What this task involves:
Select and reproduce each line of the listing below that bears the string "image".

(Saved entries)
-------------------------
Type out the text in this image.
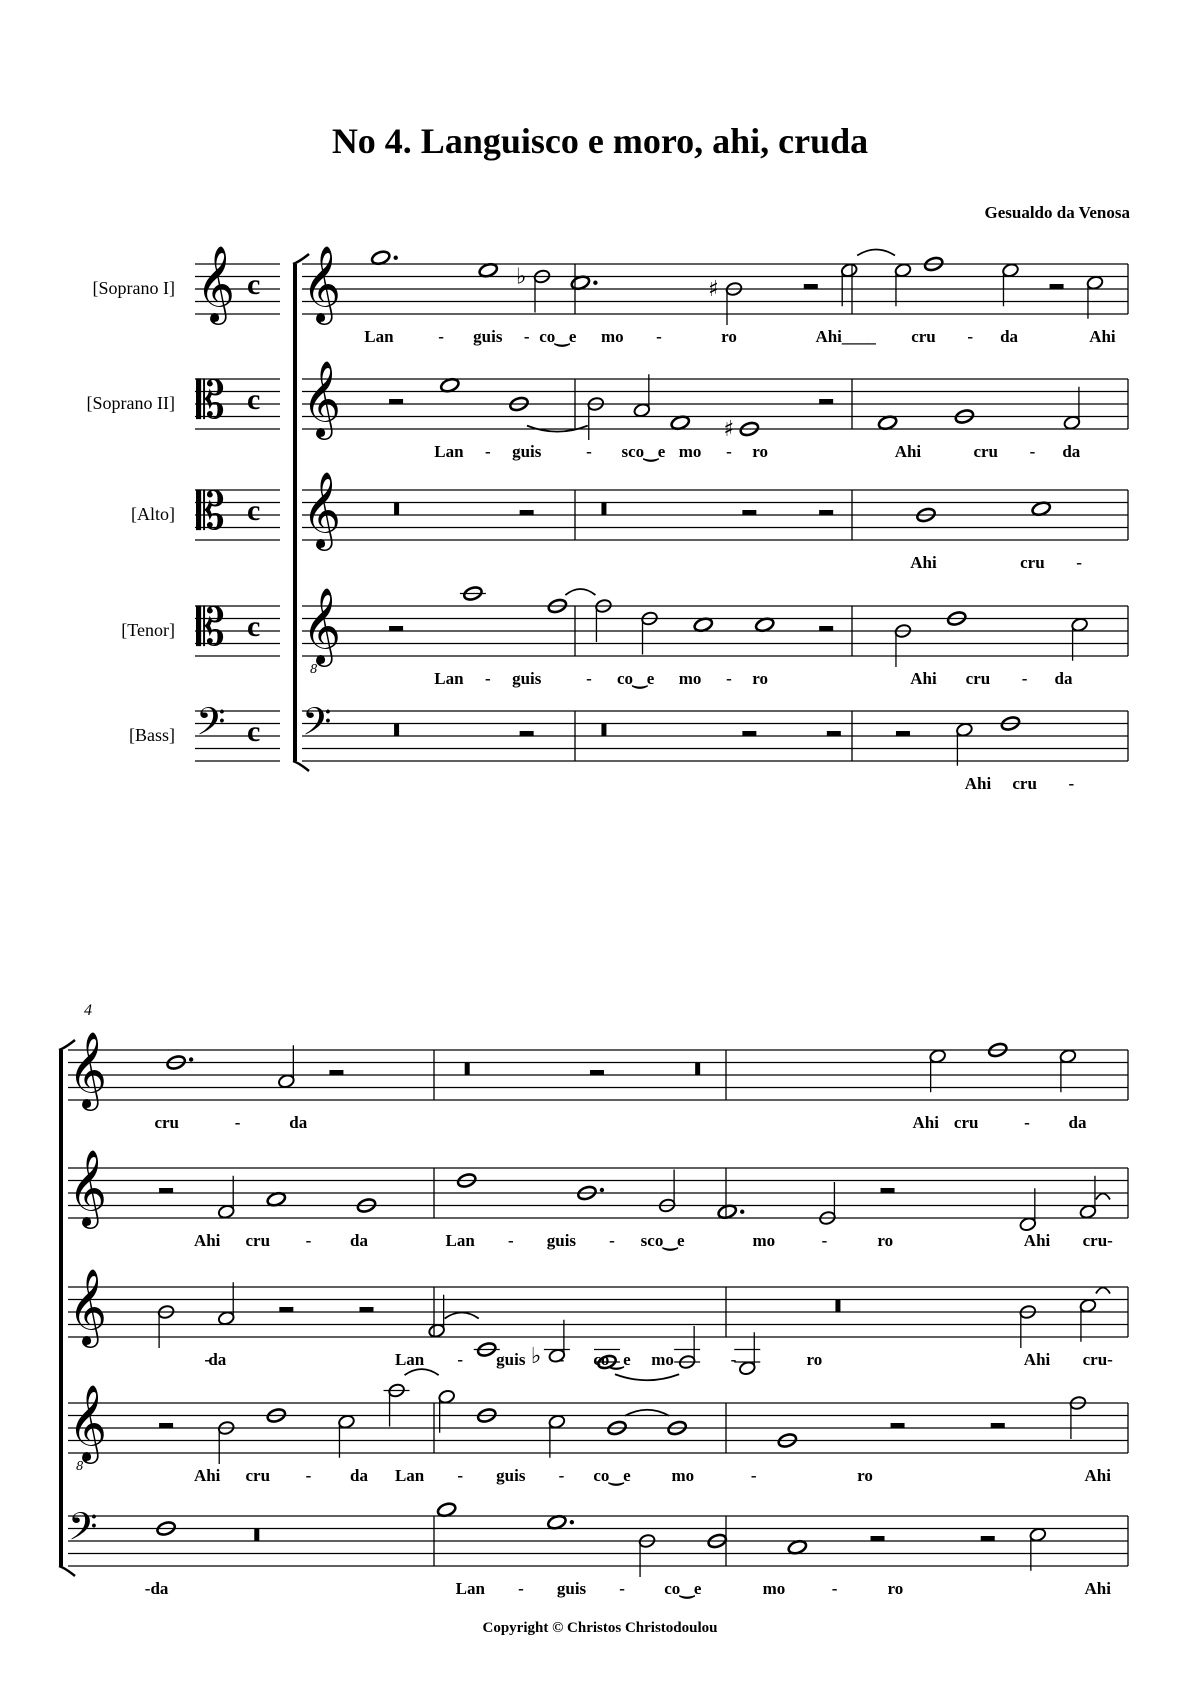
No 4. Languisco e moro, ahi, cruda
Gesualdo da Venosa
[Soprano I] 𝄞 c
[Soprano II] 𝄡 c
[Alto] 𝄡 c
[Tenor] 𝄡 c
[Bass] 𝄢 c
𝄞	♭	♯
Lan	- guis - co‿e mo -	ro	Ahi____ cru - da	Ahi
𝄞	♯
Lan - guis	- sco‿e mo - ro	Ahi	cru - da
𝄞
Ahi	cru -
𝄞
8	Lan - guis	- co‿e mo - ro	Ahi cru - da
𝄢
Ahi cru -
𝄞
cru	-	da	Ahi cru	- da
𝄞
Ahi cru - da	Lan - guis - sco‿e	mo	-	ro	Ahi cru-
𝄞
♭
-
da	Lan - guis - co‿e mo	-	ro	Ahi cru-
𝄞
8	Ahi cru - da Lan - guis - co‿e mo	-	ro	Ahi
𝄢
-da	Lan - guis - co‿e	mo	-	ro	Ahi
4
Copyright © Christos Christodoulou
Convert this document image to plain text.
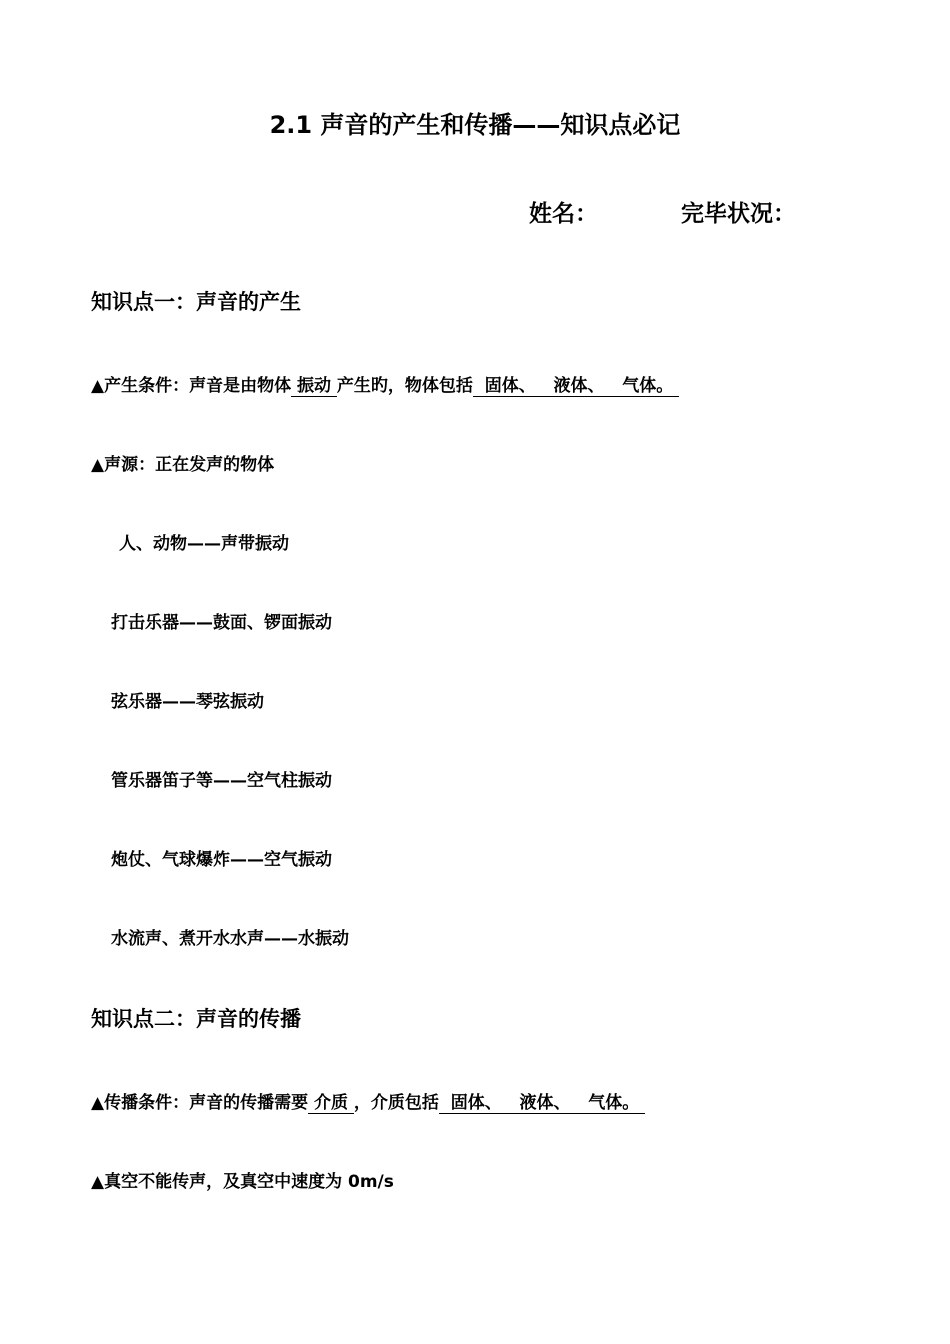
2.1 声音的产生和传播——知识点必记
姓名：	完毕状况：
知识点一：声音的产生
▲产生条件：声音是由物体 振动 产生旳，物体包括  固体、   液体、   气体。
▲声源：正在发声的物体
人、动物——声带振动
打击乐器——鼓面、锣面振动
弦乐器——琴弦振动
管乐器笛子等——空气柱振动
炮仗、气球爆炸——空气振动
水流声、煮开水水声——水振动
知识点二：声音的传播
▲传播条件：声音的传播需要 介质 ，介质包括  固体、   液体、   气体。
▲真空不能传声，及真空中速度为 0m/s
-------------------------
Task response:
Type out the text in this image.
Convert this document image to plain text.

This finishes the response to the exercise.